Given data:
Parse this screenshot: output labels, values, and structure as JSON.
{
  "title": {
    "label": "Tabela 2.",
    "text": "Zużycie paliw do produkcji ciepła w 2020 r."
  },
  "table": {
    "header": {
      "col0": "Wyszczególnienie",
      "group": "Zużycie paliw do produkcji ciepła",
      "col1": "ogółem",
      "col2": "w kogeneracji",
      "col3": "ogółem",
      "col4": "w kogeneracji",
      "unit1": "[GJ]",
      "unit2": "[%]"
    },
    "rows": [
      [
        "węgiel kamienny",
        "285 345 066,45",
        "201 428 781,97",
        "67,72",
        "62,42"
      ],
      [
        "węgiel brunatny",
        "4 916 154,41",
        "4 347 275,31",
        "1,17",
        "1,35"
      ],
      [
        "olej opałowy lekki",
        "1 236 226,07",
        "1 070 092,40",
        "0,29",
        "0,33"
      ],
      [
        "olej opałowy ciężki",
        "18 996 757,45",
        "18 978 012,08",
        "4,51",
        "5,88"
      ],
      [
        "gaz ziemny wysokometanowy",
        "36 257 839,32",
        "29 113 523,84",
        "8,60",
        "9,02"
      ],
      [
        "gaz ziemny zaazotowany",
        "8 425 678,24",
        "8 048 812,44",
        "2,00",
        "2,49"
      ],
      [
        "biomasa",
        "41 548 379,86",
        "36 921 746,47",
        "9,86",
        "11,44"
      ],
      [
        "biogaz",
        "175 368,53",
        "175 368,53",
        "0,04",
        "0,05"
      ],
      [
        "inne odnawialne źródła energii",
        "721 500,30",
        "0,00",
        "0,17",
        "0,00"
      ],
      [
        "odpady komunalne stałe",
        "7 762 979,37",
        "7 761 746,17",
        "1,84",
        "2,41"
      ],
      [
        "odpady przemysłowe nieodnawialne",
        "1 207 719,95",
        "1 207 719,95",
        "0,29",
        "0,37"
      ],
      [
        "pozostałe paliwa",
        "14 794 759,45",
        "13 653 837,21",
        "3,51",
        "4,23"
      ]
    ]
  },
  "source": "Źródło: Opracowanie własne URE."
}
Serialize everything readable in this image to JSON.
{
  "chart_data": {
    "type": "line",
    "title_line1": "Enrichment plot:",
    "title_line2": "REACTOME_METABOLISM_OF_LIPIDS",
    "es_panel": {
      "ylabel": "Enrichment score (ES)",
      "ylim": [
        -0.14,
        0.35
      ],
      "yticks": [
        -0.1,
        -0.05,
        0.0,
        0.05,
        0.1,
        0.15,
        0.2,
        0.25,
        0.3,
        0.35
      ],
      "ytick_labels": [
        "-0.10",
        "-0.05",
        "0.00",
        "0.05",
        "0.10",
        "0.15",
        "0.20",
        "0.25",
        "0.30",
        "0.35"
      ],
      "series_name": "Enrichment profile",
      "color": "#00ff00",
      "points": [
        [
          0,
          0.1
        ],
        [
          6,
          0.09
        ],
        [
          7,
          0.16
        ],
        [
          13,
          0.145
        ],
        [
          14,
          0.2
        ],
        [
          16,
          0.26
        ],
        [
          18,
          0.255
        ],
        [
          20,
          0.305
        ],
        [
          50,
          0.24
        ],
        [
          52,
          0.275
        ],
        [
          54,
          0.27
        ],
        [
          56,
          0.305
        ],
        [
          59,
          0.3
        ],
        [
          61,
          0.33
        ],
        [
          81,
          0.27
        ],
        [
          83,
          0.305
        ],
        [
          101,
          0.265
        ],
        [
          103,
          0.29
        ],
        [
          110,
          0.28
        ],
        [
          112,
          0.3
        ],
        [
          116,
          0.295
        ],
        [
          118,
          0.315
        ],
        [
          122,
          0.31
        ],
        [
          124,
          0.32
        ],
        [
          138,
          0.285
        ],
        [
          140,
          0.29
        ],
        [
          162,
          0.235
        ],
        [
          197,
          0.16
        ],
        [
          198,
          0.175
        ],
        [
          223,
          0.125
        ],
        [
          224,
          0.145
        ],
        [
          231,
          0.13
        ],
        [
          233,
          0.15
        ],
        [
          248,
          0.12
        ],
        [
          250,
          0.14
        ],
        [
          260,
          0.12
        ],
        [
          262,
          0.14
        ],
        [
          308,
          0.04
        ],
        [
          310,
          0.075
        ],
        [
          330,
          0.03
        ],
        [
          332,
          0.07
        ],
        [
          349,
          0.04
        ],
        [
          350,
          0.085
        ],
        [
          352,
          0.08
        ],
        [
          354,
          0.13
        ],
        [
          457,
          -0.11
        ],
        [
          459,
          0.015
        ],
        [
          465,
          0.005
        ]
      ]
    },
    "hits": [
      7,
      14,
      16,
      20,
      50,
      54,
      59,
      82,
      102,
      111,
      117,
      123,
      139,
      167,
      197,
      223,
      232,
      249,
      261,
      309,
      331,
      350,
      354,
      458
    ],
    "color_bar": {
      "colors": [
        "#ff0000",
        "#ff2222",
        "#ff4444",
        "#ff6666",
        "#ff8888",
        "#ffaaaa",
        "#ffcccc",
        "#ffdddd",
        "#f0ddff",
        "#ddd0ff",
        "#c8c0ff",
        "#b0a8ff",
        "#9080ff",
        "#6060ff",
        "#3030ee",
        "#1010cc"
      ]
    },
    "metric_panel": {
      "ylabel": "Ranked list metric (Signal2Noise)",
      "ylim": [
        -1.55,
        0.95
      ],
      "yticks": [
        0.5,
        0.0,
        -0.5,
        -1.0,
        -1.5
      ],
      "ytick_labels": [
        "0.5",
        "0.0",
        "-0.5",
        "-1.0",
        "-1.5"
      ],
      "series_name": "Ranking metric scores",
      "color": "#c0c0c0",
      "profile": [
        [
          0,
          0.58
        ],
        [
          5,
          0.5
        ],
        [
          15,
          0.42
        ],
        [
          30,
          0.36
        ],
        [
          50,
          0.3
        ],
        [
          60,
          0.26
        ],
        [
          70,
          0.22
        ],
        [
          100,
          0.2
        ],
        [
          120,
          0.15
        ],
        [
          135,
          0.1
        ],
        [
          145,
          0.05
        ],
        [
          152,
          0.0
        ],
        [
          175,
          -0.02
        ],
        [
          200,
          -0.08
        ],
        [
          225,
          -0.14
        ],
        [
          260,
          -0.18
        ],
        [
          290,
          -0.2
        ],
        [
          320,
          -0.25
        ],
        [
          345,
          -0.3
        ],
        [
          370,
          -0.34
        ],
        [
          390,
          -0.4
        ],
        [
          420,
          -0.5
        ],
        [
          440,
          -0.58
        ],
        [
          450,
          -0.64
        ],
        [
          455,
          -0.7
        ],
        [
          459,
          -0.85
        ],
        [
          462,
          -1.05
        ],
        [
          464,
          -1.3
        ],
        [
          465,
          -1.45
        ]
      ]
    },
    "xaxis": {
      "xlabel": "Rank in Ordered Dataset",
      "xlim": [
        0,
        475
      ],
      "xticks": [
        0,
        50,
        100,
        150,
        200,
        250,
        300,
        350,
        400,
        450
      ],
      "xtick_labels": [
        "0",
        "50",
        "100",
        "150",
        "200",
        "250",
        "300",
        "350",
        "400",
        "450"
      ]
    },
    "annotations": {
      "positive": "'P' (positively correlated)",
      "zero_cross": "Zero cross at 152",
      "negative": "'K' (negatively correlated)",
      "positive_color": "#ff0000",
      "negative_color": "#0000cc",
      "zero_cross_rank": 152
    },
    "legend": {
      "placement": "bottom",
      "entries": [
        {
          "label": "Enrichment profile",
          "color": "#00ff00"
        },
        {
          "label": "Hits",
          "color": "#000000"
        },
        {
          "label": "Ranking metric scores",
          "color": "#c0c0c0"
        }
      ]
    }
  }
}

Written task: From the listing above, reproduce all the lines exactly.

Finished task:
Parse this screenshot: output labels, values, and structure as JSON.
{
  "title": {
    "label": "Tabela 2.",
    "text": "Zużycie paliw do produkcji ciepła w 2020 r."
  },
  "table": {
    "header": {
      "col0": "Wyszczególnienie",
      "group": "Zużycie paliw do produkcji ciepła",
      "col1": "ogółem",
      "col2": "w kogeneracji",
      "col3": "ogółem",
      "col4": "w kogeneracji",
      "unit1": "[GJ]",
      "unit2": "[%]"
    },
    "rows": [
      [
        "węgiel kamienny",
        "285 345 066,45",
        "201 428 781,97",
        "67,72",
        "62,42"
      ],
      [
        "węgiel brunatny",
        "4 916 154,41",
        "4 347 275,31",
        "1,17",
        "1,35"
      ],
      [
        "olej opałowy lekki",
        "1 236 226,07",
        "1 070 092,40",
        "0,29",
        "0,33"
      ],
      [
        "olej opałowy ciężki",
        "18 996 757,45",
        "18 978 012,08",
        "4,51",
        "5,88"
      ],
      [
        "gaz ziemny wysokometanowy",
        "36 257 839,32",
        "29 113 523,84",
        "8,60",
        "9,02"
      ],
      [
        "gaz ziemny zaazotowany",
        "8 425 678,24",
        "8 048 812,44",
        "2,00",
        "2,49"
      ],
      [
        "biomasa",
        "41 548 379,86",
        "36 921 746,47",
        "9,86",
        "11,44"
      ],
      [
        "biogaz",
        "175 368,53",
        "175 368,53",
        "0,04",
        "0,05"
      ],
      [
        "inne odnawialne źródła energii",
        "721 500,30",
        "0,00",
        "0,17",
        "0,00"
      ],
      [
        "odpady komunalne stałe",
        "7 762 979,37",
        "7 761 746,17",
        "1,84",
        "2,41"
      ],
      [
        "odpady przemysłowe nieodnawialne",
        "1 207 719,95",
        "1 207 719,95",
        "0,29",
        "0,37"
      ],
      [
        "pozostałe paliwa",
        "14 794 759,45",
        "13 653 837,21",
        "3,51",
        "4,23"
      ]
    ]
  },
  "source": "Źródło: Opracowanie własne URE."
}
Serialize everything readable in this image to JSON.
{
  "chart_data": {
    "type": "line",
    "title_line1": "Enrichment plot:",
    "title_line2": "REACTOME_METABOLISM_OF_LIPIDS",
    "es_panel": {
      "ylabel": "Enrichment score (ES)",
      "ylim": [
        -0.14,
        0.35
      ],
      "yticks": [
        -0.1,
        -0.05,
        0.0,
        0.05,
        0.1,
        0.15,
        0.2,
        0.25,
        0.3,
        0.35
      ],
      "ytick_labels": [
        "-0.10",
        "-0.05",
        "0.00",
        "0.05",
        "0.10",
        "0.15",
        "0.20",
        "0.25",
        "0.30",
        "0.35"
      ],
      "series_name": "Enrichment profile",
      "color": "#00ff00",
      "points": [
        [
          0,
          0.1
        ],
        [
          6,
          0.09
        ],
        [
          7,
          0.16
        ],
        [
          13,
          0.145
        ],
        [
          14,
          0.2
        ],
        [
          16,
          0.26
        ],
        [
          18,
          0.255
        ],
        [
          20,
          0.305
        ],
        [
          50,
          0.24
        ],
        [
          52,
          0.275
        ],
        [
          54,
          0.27
        ],
        [
          56,
          0.305
        ],
        [
          59,
          0.3
        ],
        [
          61,
          0.33
        ],
        [
          81,
          0.27
        ],
        [
          83,
          0.305
        ],
        [
          101,
          0.265
        ],
        [
          103,
          0.29
        ],
        [
          110,
          0.28
        ],
        [
          112,
          0.3
        ],
        [
          116,
          0.295
        ],
        [
          118,
          0.315
        ],
        [
          122,
          0.31
        ],
        [
          124,
          0.32
        ],
        [
          138,
          0.285
        ],
        [
          140,
          0.29
        ],
        [
          162,
          0.235
        ],
        [
          197,
          0.16
        ],
        [
          198,
          0.175
        ],
        [
          223,
          0.125
        ],
        [
          224,
          0.145
        ],
        [
          231,
          0.13
        ],
        [
          233,
          0.15
        ],
        [
          248,
          0.12
        ],
        [
          250,
          0.14
        ],
        [
          260,
          0.12
        ],
        [
          262,
          0.14
        ],
        [
          308,
          0.04
        ],
        [
          310,
          0.075
        ],
        [
          330,
          0.03
        ],
        [
          332,
          0.07
        ],
        [
          349,
          0.04
        ],
        [
          350,
          0.085
        ],
        [
          352,
          0.08
        ],
        [
          354,
          0.13
        ],
        [
          457,
          -0.11
        ],
        [
          459,
          0.015
        ],
        [
          465,
          0.005
        ]
      ]
    },
    "hits": [
      7,
      14,
      16,
      20,
      50,
      54,
      59,
      82,
      102,
      111,
      117,
      123,
      139,
      167,
      197,
      223,
      232,
      249,
      261,
      309,
      331,
      350,
      354,
      458
    ],
    "color_bar": {
      "colors": [
        "#ff0000",
        "#ff2222",
        "#ff4444",
        "#ff6666",
        "#ff8888",
        "#ffaaaa",
        "#ffcccc",
        "#ffdddd",
        "#f0ddff",
        "#ddd0ff",
        "#c8c0ff",
        "#b0a8ff",
        "#9080ff",
        "#6060ff",
        "#3030ee",
        "#1010cc"
      ]
    },
    "metric_panel": {
      "ylabel": "Ranked list metric (Signal2Noise)",
      "ylim": [
        -1.55,
        0.95
      ],
      "yticks": [
        0.5,
        0.0,
        -0.5,
        -1.0,
        -1.5
      ],
      "ytick_labels": [
        "0.5",
        "0.0",
        "-0.5",
        "-1.0",
        "-1.5"
      ],
      "series_name": "Ranking metric scores",
      "color": "#c0c0c0",
      "profile": [
        [
          0,
          0.58
        ],
        [
          5,
          0.5
        ],
        [
          15,
          0.42
        ],
        [
          30,
          0.36
        ],
        [
          50,
          0.3
        ],
        [
          60,
          0.26
        ],
        [
          70,
          0.22
        ],
        [
          100,
          0.2
        ],
        [
          120,
          0.15
        ],
        [
          135,
          0.1
        ],
        [
          145,
          0.05
        ],
        [
          152,
          0.0
        ],
        [
          175,
          -0.02
        ],
        [
          200,
          -0.08
        ],
        [
          225,
          -0.14
        ],
        [
          260,
          -0.18
        ],
        [
          290,
          -0.2
        ],
        [
          320,
          -0.25
        ],
        [
          345,
          -0.3
        ],
        [
          370,
          -0.34
        ],
        [
          390,
          -0.4
        ],
        [
          420,
          -0.5
        ],
        [
          440,
          -0.58
        ],
        [
          450,
          -0.64
        ],
        [
          455,
          -0.7
        ],
        [
          459,
          -0.85
        ],
        [
          462,
          -1.05
        ],
        [
          464,
          -1.3
        ],
        [
          465,
          -1.45
        ]
      ]
    },
    "xaxis": {
      "xlabel": "Rank in Ordered Dataset",
      "xlim": [
        0,
        475
      ],
      "xticks": [
        0,
        50,
        100,
        150,
        200,
        250,
        300,
        350,
        400,
        450
      ],
      "xtick_labels": [
        "0",
        "50",
        "100",
        "150",
        "200",
        "250",
        "300",
        "350",
        "400",
        "450"
      ]
    },
    "annotations": {
      "positive": "'P' (positively correlated)",
      "zero_cross": "Zero cross at 152",
      "negative": "'K' (negatively correlated)",
      "positive_color": "#ff0000",
      "negative_color": "#0000cc",
      "zero_cross_rank": 152
    },
    "legend": {
      "placement": "bottom",
      "entries": [
        {
          "label": "Enrichment profile",
          "color": "#00ff00"
        },
        {
          "label": "Hits",
          "color": "#000000"
        },
        {
          "label": "Ranking metric scores",
          "color": "#c0c0c0"
        }
      ]
    }
  }
}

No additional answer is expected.